* RECORDS SUPPLIED
:::::

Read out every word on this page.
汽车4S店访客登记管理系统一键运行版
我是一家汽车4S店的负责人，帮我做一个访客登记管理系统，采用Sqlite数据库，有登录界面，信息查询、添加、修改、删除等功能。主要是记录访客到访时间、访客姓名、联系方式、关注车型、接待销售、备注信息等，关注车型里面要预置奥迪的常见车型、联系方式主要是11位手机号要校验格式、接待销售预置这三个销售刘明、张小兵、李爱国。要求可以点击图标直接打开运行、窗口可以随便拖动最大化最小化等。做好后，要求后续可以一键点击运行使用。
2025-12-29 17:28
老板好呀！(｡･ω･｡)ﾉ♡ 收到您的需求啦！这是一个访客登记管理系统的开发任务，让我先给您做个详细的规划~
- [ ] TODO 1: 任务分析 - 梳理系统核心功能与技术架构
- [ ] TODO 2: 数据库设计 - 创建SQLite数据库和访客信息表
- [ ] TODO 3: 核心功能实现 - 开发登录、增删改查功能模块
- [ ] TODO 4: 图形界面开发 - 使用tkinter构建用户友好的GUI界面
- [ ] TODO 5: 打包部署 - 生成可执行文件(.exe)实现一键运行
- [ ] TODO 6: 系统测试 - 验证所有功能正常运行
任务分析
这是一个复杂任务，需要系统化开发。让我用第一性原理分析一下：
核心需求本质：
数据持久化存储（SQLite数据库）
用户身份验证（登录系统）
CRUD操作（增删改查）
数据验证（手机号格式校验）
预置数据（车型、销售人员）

:::::

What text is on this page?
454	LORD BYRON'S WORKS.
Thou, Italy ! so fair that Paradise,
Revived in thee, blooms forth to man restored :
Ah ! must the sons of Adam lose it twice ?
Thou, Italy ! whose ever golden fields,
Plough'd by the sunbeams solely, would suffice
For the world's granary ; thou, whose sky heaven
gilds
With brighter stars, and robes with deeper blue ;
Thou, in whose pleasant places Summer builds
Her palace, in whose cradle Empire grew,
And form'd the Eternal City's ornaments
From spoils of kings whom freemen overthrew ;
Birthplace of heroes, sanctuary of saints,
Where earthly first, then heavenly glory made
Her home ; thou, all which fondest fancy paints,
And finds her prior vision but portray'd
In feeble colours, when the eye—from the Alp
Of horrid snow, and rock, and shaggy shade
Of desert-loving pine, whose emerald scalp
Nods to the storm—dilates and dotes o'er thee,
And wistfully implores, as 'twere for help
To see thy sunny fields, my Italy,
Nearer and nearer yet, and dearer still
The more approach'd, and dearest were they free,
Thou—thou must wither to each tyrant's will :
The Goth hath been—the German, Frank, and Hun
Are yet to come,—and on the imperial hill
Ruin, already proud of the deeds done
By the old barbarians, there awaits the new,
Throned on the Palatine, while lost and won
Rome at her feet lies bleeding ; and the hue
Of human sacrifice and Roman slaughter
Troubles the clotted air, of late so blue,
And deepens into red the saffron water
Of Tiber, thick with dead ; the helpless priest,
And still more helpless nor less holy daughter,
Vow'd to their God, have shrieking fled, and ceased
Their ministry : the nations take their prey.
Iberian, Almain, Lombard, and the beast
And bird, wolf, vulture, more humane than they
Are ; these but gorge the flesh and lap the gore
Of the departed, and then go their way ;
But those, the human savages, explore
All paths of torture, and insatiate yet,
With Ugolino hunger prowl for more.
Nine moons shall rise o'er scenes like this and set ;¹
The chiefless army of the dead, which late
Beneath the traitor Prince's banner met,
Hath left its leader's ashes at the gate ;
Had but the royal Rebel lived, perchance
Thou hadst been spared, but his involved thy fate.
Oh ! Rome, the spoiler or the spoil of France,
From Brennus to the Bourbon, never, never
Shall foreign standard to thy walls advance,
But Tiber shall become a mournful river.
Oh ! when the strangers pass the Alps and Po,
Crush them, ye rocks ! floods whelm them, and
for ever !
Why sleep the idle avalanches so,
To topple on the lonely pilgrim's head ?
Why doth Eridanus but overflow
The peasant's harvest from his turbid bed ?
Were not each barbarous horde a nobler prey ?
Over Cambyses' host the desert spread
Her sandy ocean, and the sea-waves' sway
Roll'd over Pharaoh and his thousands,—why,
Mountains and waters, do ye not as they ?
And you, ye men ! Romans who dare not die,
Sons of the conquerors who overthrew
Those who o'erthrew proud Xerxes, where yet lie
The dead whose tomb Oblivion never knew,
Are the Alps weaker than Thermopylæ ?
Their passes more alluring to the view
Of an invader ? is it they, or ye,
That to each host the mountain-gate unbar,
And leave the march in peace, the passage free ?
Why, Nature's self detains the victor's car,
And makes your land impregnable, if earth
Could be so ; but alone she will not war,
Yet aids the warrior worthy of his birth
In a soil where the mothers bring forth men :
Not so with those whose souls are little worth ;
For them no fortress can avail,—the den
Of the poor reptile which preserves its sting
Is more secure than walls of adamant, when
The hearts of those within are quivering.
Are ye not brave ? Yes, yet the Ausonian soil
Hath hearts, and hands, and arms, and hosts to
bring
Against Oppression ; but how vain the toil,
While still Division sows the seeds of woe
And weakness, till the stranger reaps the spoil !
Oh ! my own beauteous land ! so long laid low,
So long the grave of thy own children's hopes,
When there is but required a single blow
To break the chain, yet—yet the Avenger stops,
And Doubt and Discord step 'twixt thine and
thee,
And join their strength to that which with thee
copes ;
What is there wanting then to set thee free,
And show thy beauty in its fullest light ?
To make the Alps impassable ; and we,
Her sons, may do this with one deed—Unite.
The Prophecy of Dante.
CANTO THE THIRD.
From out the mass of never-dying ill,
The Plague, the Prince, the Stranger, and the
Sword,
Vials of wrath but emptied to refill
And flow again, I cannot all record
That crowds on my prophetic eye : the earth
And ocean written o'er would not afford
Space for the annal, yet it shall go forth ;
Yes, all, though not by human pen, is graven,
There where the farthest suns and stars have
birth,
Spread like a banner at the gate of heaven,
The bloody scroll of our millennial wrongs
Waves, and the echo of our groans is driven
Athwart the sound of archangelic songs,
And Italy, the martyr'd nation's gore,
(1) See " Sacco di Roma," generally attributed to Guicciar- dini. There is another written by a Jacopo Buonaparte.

:::::

* PROBLEM
Copy each line of the listing that contains the string "written".

* RESULT FOR THIS EXERCISE
And ocean written o'er would not afford
(1) See " Sacco di Roma," generally attributed to Guicciar- dini. There is another written by a Jacopo Buonaparte.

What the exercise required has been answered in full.